Find each line below that contains the word "quadrant", and copy those lines out in full.

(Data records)
☆ ☆ ☆ ☆ ☆ ☆ ☆
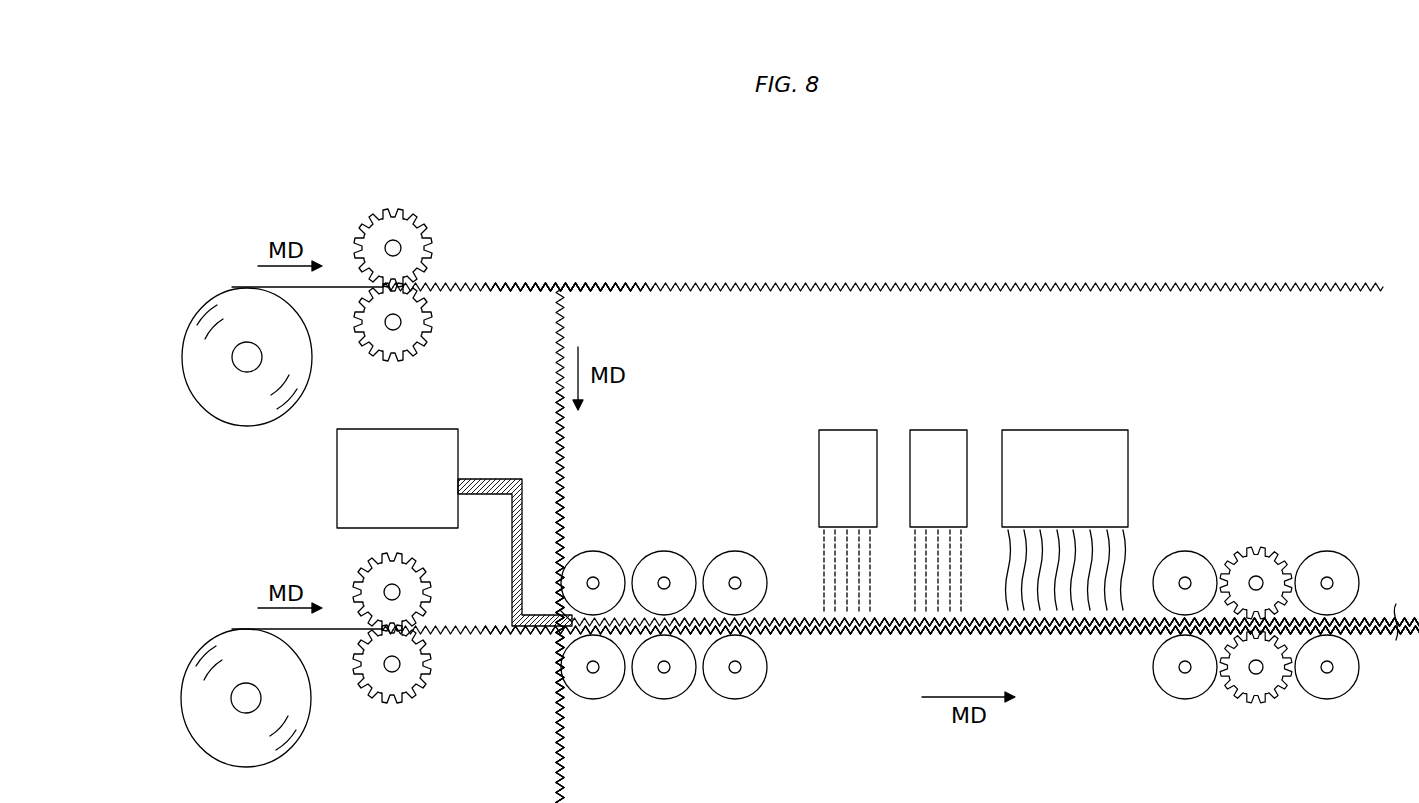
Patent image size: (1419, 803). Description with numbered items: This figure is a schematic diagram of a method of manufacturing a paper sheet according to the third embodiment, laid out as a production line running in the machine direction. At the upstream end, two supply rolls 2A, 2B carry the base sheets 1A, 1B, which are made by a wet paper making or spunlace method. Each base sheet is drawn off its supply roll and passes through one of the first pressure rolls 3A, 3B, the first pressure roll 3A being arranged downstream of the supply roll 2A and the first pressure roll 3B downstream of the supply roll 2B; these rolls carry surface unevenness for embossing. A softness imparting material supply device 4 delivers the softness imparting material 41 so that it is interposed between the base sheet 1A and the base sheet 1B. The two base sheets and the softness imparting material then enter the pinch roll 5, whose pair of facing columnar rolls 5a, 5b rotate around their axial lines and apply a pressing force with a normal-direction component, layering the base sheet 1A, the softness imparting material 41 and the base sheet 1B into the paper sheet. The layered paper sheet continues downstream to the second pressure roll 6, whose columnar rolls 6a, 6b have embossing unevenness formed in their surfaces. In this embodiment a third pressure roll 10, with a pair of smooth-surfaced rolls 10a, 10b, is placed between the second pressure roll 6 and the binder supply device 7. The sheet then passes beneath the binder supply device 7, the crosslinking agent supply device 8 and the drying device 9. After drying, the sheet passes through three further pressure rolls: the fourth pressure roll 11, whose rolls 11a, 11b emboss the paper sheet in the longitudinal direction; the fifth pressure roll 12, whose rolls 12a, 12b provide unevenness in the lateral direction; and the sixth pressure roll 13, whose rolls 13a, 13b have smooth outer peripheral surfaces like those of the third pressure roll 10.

The base sheet 1A is at (488, 282).
The base sheet 1B is at (478, 634).
The supply roll 2A is at (212, 292).
The supply roll 2B is at (212, 634).
The first pressure roll 3A is at (412, 218).
The first pressure roll 3B is at (418, 690).
The softness imparting material supply device 4 is at (432, 430).
The softness imparting material 41 is at (487, 479).
The pinch roll 5 is at (607, 602).
The roll 5a is at (614, 582).
The roll 5b is at (612, 676).
The second pressure roll 6 is at (679, 602).
The roll 6a is at (685, 582).
The roll 6b is at (685, 676).
The third pressure roll 10 is at (756, 602).
The roll 10a is at (756, 582).
The roll 10b is at (756, 676).
The binder supply device 7 is at (845, 440).
The crosslinking agent supply device 8 is at (937, 440).
The drying device 9 is at (1061, 440).
The fourth pressure roll 11 is at (1208, 602).
The roll 11a is at (1206, 580).
The roll 11b is at (1206, 676).
The fifth pressure roll 12 is at (1277, 602).
The roll 12a is at (1279, 580).
The roll 12b is at (1277, 676).
The sixth pressure roll 13 is at (1349, 602).
The roll 13a is at (1349, 580).
The roll 13b is at (1348, 676).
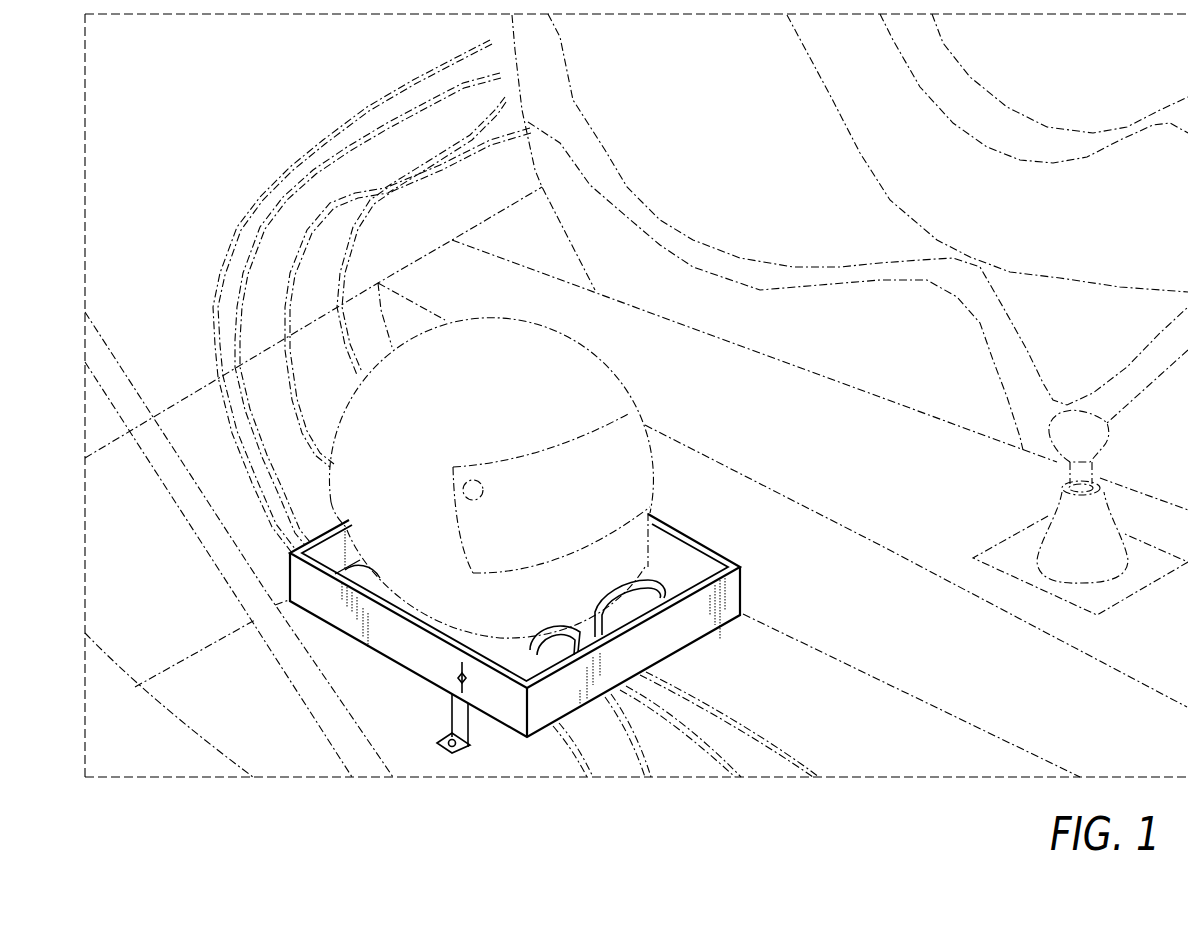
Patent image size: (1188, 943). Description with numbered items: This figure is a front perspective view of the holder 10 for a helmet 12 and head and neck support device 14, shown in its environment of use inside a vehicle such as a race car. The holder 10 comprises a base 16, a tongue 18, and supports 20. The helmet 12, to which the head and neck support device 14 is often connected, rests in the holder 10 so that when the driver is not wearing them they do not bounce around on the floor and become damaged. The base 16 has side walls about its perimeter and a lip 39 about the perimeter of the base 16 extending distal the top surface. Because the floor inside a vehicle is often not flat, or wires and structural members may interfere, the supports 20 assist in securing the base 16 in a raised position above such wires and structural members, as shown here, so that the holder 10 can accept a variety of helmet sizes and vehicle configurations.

The holder 10 is at (680, 479).
The helmet 12 is at (562, 385).
The head and neck support device 14 is at (550, 640).
The base 16 is at (727, 591).
The tongue 18 is at (623, 612).
The supports 20 is at (447, 757).
The lip 39 is at (697, 547).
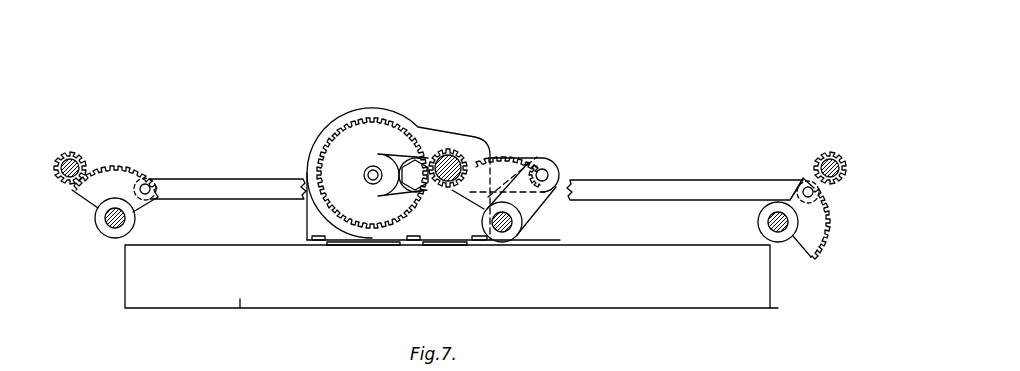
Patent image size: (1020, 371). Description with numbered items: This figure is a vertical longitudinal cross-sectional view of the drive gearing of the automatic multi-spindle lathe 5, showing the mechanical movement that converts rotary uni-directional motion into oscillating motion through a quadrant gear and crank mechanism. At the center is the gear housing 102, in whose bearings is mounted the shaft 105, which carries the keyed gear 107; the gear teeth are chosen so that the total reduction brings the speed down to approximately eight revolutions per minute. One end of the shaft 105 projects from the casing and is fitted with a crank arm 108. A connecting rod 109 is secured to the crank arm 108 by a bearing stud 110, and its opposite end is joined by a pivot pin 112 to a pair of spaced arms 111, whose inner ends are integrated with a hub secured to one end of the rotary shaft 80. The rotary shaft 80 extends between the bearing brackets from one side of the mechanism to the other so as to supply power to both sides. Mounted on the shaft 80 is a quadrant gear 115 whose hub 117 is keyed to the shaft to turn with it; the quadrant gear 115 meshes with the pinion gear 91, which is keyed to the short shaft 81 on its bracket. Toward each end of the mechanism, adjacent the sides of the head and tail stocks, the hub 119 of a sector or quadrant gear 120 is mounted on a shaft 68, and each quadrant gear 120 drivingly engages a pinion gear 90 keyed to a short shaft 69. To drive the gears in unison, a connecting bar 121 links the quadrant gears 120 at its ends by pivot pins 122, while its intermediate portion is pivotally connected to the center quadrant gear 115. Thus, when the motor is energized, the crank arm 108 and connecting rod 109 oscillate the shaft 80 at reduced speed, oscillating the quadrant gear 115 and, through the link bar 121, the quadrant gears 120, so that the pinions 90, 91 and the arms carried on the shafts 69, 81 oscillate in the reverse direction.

The multi-spindle lathe 5 is at (668, 298).
The shaft 68 is at (113, 232).
The shaft 69 is at (74, 161).
The rotary shaft 80 is at (500, 228).
The shaft 81 is at (445, 150).
The pinion gear 90 is at (88, 158).
The pinion gear 91 is at (457, 147).
The gear housing 102 is at (348, 108).
The shaft 105 is at (368, 173).
The gear 107 is at (350, 226).
The crank arm 108 is at (378, 150).
The connecting rod 109 is at (497, 160).
The bearing stud 110 is at (416, 183).
The spaced arms 111 is at (542, 207).
The pivot pin 112 is at (546, 173).
The quadrant gear 115 is at (500, 177).
The hub 117 is at (513, 233).
The hub 119 is at (137, 224).
The sector gear 120 is at (118, 172).
The connecting bar 121 is at (222, 180).
The pivot pin 122 is at (147, 185).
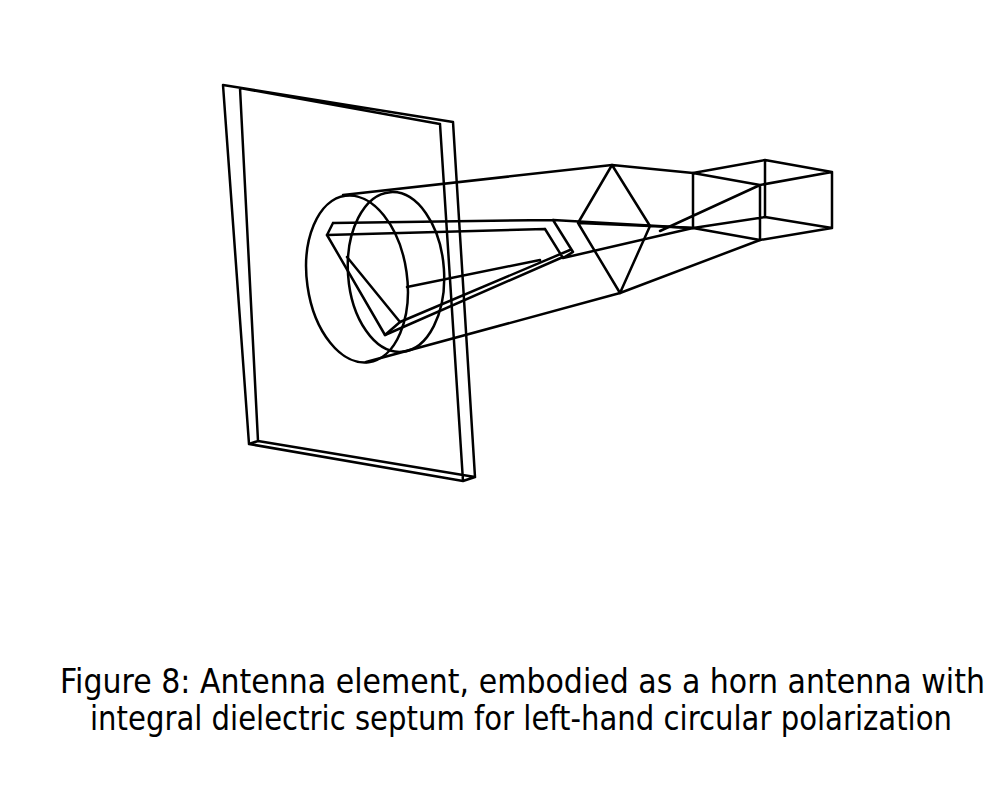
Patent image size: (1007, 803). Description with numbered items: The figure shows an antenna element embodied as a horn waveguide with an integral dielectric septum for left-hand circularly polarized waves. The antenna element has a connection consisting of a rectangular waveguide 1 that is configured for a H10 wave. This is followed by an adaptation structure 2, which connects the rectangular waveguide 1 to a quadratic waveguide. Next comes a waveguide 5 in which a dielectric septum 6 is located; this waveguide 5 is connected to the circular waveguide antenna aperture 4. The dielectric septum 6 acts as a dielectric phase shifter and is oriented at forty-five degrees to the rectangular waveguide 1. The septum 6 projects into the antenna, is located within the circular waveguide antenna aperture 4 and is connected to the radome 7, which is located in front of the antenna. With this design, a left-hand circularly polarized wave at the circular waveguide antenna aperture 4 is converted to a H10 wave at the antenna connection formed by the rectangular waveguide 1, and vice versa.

The rectangular waveguide 1 is at (838, 248).
The adaptation structure 2 is at (763, 268).
The circular waveguide antenna aperture 4 is at (307, 277).
The waveguide in which a dielectric septum is located 5 is at (565, 313).
The dielectric septum 6 is at (480, 265).
The radome 7 is at (297, 155).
☆ ☆ ☆ ☆ ☆ ☆ ☆
- [SOLUTION BELOW]
Patent image size: (1020, 371). Description with numbered items: This figure is a vertical longitudinal cross-sectional view of the drive gearing of the automatic multi-spindle lathe 5, showing the mechanical movement that converts rotary uni-directional motion into oscillating motion through a quadrant gear and crank mechanism. At the center is the gear housing 102, in whose bearings is mounted the shaft 105, which carries the keyed gear 107; the gear teeth are chosen so that the total reduction brings the speed down to approximately eight revolutions per minute. One end of the shaft 105 projects from the casing and is fitted with a crank arm 108. A connecting rod 109 is secured to the crank arm 108 by a bearing stud 110, and its opposite end is joined by a pivot pin 112 to a pair of spaced arms 111, whose inner ends are integrated with a hub secured to one end of the rotary shaft 80. The rotary shaft 80 extends between the bearing brackets from one side of the mechanism to the other so as to supply power to both sides. Mounted on the shaft 80 is a quadrant gear 115 whose hub 117 is keyed to the shaft to turn with it; the quadrant gear 115 meshes with the pinion gear 91, which is keyed to the short shaft 81 on its bracket. Toward each end of the mechanism, adjacent the sides of the head and tail stocks, the hub 119 of a sector or quadrant gear 120 is mounted on a shaft 68, and each quadrant gear 120 drivingly engages a pinion gear 90 keyed to a short shaft 69. To drive the gears in unison, a connecting bar 121 links the quadrant gears 120 at its ends by pivot pins 122, while its intermediate portion is pivotally connected to the center quadrant gear 115. Thus, when the motor is energized, the crank arm 108 and connecting rod 109 oscillate the shaft 80 at reduced speed, oscillating the quadrant gear 115 and, through the link bar 121, the quadrant gears 120, so that the pinions 90, 91 and the arms carried on the shafts 69, 81 oscillate in the reverse direction.
The quadrant gear 115 is at (500, 177).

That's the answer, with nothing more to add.